(Figure data in JSON)
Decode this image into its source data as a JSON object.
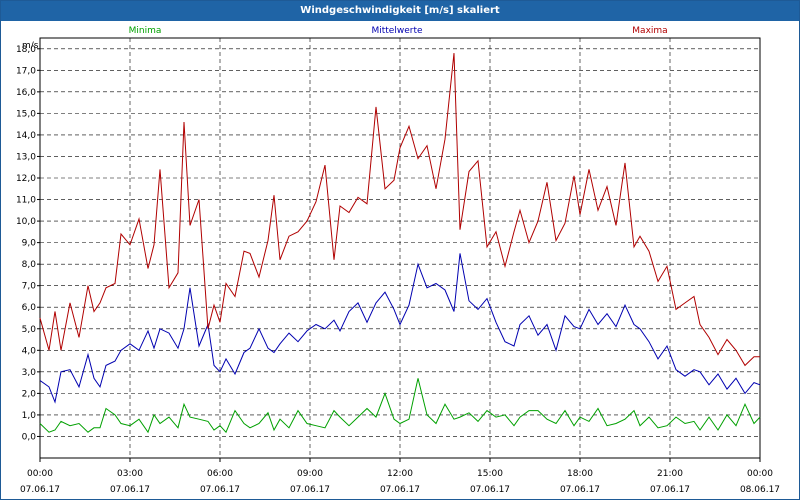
{
  "window": {
    "title": "Windgeschwindigkeit [m/s] skaliert"
  },
  "chart_data": {
    "type": "line",
    "title": "Windgeschwindigkeit [m/s] skaliert",
    "ylabel": "m/s",
    "ylim": [
      -1.0,
      18.5
    ],
    "xlim": [
      0,
      24
    ],
    "grid": true,
    "legend_position": "top",
    "y_ticks": [
      "18,0",
      "17,0",
      "16,0",
      "15,0",
      "14,0",
      "13,0",
      "12,0",
      "11,0",
      "10,0",
      "9,0",
      "8,0",
      "7,0",
      "6,0",
      "5,0",
      "4,0",
      "3,0",
      "2,0",
      "1,0",
      "0,0"
    ],
    "x_ticks": [
      {
        "time": "00:00",
        "date": "07.06.17"
      },
      {
        "time": "03:00",
        "date": "07.06.17"
      },
      {
        "time": "06:00",
        "date": "07.06.17"
      },
      {
        "time": "09:00",
        "date": "07.06.17"
      },
      {
        "time": "12:00",
        "date": "07.06.17"
      },
      {
        "time": "15:00",
        "date": "07.06.17"
      },
      {
        "time": "18:00",
        "date": "07.06.17"
      },
      {
        "time": "21:00",
        "date": "07.06.17"
      },
      {
        "time": "00:00",
        "date": "08.06.17"
      }
    ],
    "series": [
      {
        "name": "Minima",
        "color": "#00a000",
        "x": [
          0.0,
          0.3,
          0.5,
          0.7,
          1.0,
          1.3,
          1.6,
          1.8,
          2.0,
          2.2,
          2.5,
          2.7,
          3.0,
          3.3,
          3.6,
          3.8,
          4.0,
          4.3,
          4.6,
          4.8,
          5.0,
          5.3,
          5.6,
          5.8,
          6.0,
          6.2,
          6.5,
          6.8,
          7.0,
          7.3,
          7.6,
          7.8,
          8.0,
          8.3,
          8.6,
          8.9,
          9.2,
          9.5,
          9.8,
          10.0,
          10.3,
          10.6,
          10.9,
          11.2,
          11.5,
          11.8,
          12.0,
          12.3,
          12.6,
          12.9,
          13.2,
          13.5,
          13.8,
          14.0,
          14.3,
          14.6,
          14.9,
          15.2,
          15.5,
          15.8,
          16.0,
          16.3,
          16.6,
          16.9,
          17.2,
          17.5,
          17.8,
          18.0,
          18.3,
          18.6,
          18.9,
          19.2,
          19.5,
          19.8,
          20.0,
          20.3,
          20.6,
          20.9,
          21.2,
          21.5,
          21.8,
          22.0,
          22.3,
          22.6,
          22.9,
          23.2,
          23.5,
          23.8,
          24.0
        ],
        "y": [
          0.6,
          0.2,
          0.3,
          0.7,
          0.5,
          0.6,
          0.2,
          0.4,
          0.4,
          1.3,
          1.0,
          0.6,
          0.5,
          0.8,
          0.2,
          1.0,
          0.6,
          0.9,
          0.4,
          1.5,
          0.9,
          0.8,
          0.7,
          0.3,
          0.5,
          0.2,
          1.2,
          0.6,
          0.4,
          0.6,
          1.1,
          0.3,
          0.8,
          0.4,
          1.2,
          0.6,
          0.5,
          0.4,
          1.2,
          0.9,
          0.5,
          0.9,
          1.3,
          0.9,
          2.0,
          0.8,
          0.6,
          0.8,
          2.7,
          1.0,
          0.6,
          1.5,
          0.8,
          0.9,
          1.1,
          0.7,
          1.2,
          0.9,
          1.0,
          0.5,
          0.9,
          1.2,
          1.2,
          0.8,
          0.6,
          1.2,
          0.5,
          0.9,
          0.7,
          1.3,
          0.5,
          0.6,
          0.8,
          1.2,
          0.5,
          0.9,
          0.4,
          0.5,
          0.9,
          0.6,
          0.7,
          0.3,
          0.9,
          0.3,
          1.0,
          0.5,
          1.5,
          0.6,
          0.9
        ]
      },
      {
        "name": "Mittelwerte",
        "color": "#0000b0",
        "x": [
          0.0,
          0.3,
          0.5,
          0.7,
          1.0,
          1.3,
          1.6,
          1.8,
          2.0,
          2.2,
          2.5,
          2.7,
          3.0,
          3.3,
          3.6,
          3.8,
          4.0,
          4.3,
          4.6,
          4.8,
          5.0,
          5.3,
          5.6,
          5.8,
          6.0,
          6.2,
          6.5,
          6.8,
          7.0,
          7.3,
          7.6,
          7.8,
          8.0,
          8.3,
          8.6,
          8.9,
          9.2,
          9.5,
          9.8,
          10.0,
          10.3,
          10.6,
          10.9,
          11.2,
          11.5,
          11.8,
          12.0,
          12.3,
          12.6,
          12.9,
          13.2,
          13.5,
          13.8,
          14.0,
          14.3,
          14.6,
          14.9,
          15.2,
          15.5,
          15.8,
          16.0,
          16.3,
          16.6,
          16.9,
          17.2,
          17.5,
          17.8,
          18.0,
          18.3,
          18.6,
          18.9,
          19.2,
          19.5,
          19.8,
          20.0,
          20.3,
          20.6,
          20.9,
          21.2,
          21.5,
          21.8,
          22.0,
          22.3,
          22.6,
          22.9,
          23.2,
          23.5,
          23.8,
          24.0
        ],
        "y": [
          2.6,
          2.3,
          1.6,
          3.0,
          3.1,
          2.3,
          3.8,
          2.7,
          2.3,
          3.3,
          3.5,
          4.0,
          4.3,
          4.0,
          4.9,
          4.1,
          5.0,
          4.8,
          4.1,
          5.0,
          6.9,
          4.2,
          5.2,
          3.3,
          3.0,
          3.6,
          2.9,
          3.9,
          4.1,
          5.0,
          4.1,
          3.9,
          4.3,
          4.8,
          4.4,
          4.9,
          5.2,
          5.0,
          5.4,
          4.9,
          5.8,
          6.2,
          5.3,
          6.2,
          6.7,
          5.9,
          5.2,
          6.1,
          8.0,
          6.9,
          7.1,
          6.8,
          5.8,
          8.5,
          6.3,
          5.9,
          6.4,
          5.3,
          4.4,
          4.2,
          5.2,
          5.6,
          4.7,
          5.2,
          4.0,
          5.6,
          5.1,
          5.0,
          5.9,
          5.2,
          5.7,
          5.1,
          6.1,
          5.2,
          5.0,
          4.4,
          3.6,
          4.2,
          3.1,
          2.8,
          3.1,
          3.0,
          2.4,
          2.9,
          2.2,
          2.7,
          2.0,
          2.5,
          2.4
        ]
      },
      {
        "name": "Maxima",
        "color": "#b00000",
        "x": [
          0.0,
          0.3,
          0.5,
          0.7,
          1.0,
          1.3,
          1.6,
          1.8,
          2.0,
          2.2,
          2.5,
          2.7,
          3.0,
          3.3,
          3.6,
          3.8,
          4.0,
          4.3,
          4.6,
          4.8,
          5.0,
          5.3,
          5.6,
          5.8,
          6.0,
          6.2,
          6.5,
          6.8,
          7.0,
          7.3,
          7.6,
          7.8,
          8.0,
          8.3,
          8.6,
          8.9,
          9.2,
          9.5,
          9.8,
          10.0,
          10.3,
          10.6,
          10.9,
          11.2,
          11.5,
          11.8,
          12.0,
          12.3,
          12.6,
          12.9,
          13.2,
          13.5,
          13.8,
          14.0,
          14.3,
          14.6,
          14.9,
          15.2,
          15.5,
          15.8,
          16.0,
          16.3,
          16.6,
          16.9,
          17.2,
          17.5,
          17.8,
          18.0,
          18.3,
          18.6,
          18.9,
          19.2,
          19.5,
          19.8,
          20.0,
          20.3,
          20.6,
          20.9,
          21.2,
          21.5,
          21.8,
          22.0,
          22.3,
          22.6,
          22.9,
          23.2,
          23.5,
          23.8,
          24.0
        ],
        "y": [
          5.5,
          4.0,
          5.8,
          4.0,
          6.2,
          4.6,
          7.0,
          5.8,
          6.2,
          6.9,
          7.1,
          9.4,
          8.9,
          10.1,
          7.8,
          8.9,
          12.4,
          6.9,
          7.6,
          14.6,
          9.8,
          11.0,
          5.0,
          6.1,
          5.3,
          7.1,
          6.5,
          8.6,
          8.5,
          7.4,
          9.1,
          11.2,
          8.2,
          9.3,
          9.5,
          10.0,
          10.9,
          12.6,
          8.2,
          10.7,
          10.4,
          11.1,
          10.8,
          15.3,
          11.5,
          11.9,
          13.4,
          14.4,
          12.9,
          13.5,
          11.5,
          13.8,
          17.8,
          9.6,
          12.3,
          12.8,
          8.8,
          9.5,
          7.9,
          9.5,
          10.5,
          9.0,
          10.0,
          11.8,
          9.1,
          9.9,
          12.1,
          10.3,
          12.4,
          10.5,
          11.6,
          9.8,
          12.7,
          8.8,
          9.3,
          8.6,
          7.2,
          7.9,
          5.9,
          6.2,
          6.5,
          5.2,
          4.6,
          3.8,
          4.5,
          4.0,
          3.3,
          3.7,
          3.7
        ]
      }
    ]
  }
}
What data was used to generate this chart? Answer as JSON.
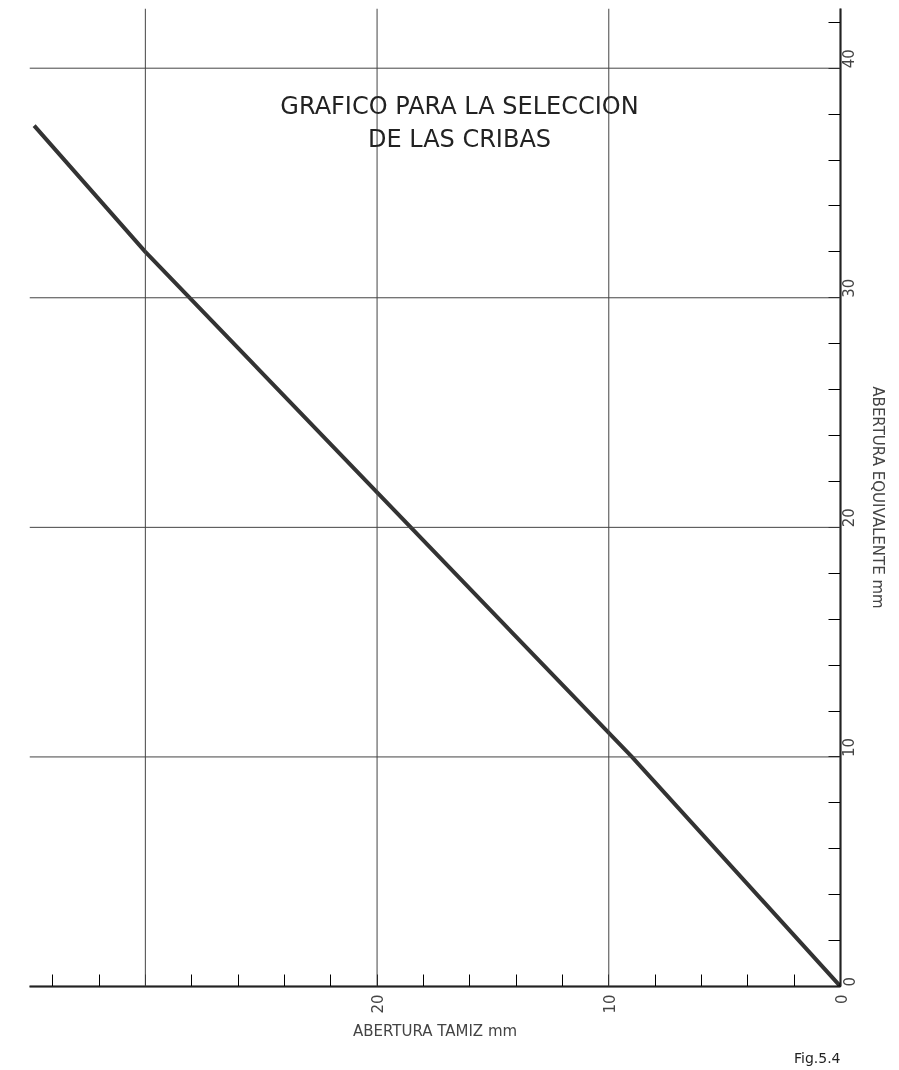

§ AIM OF THE EXERCISE:
What is the number of lines that hold the string "color"? Give it alone.

§ WRITTEN RESPONSE:
3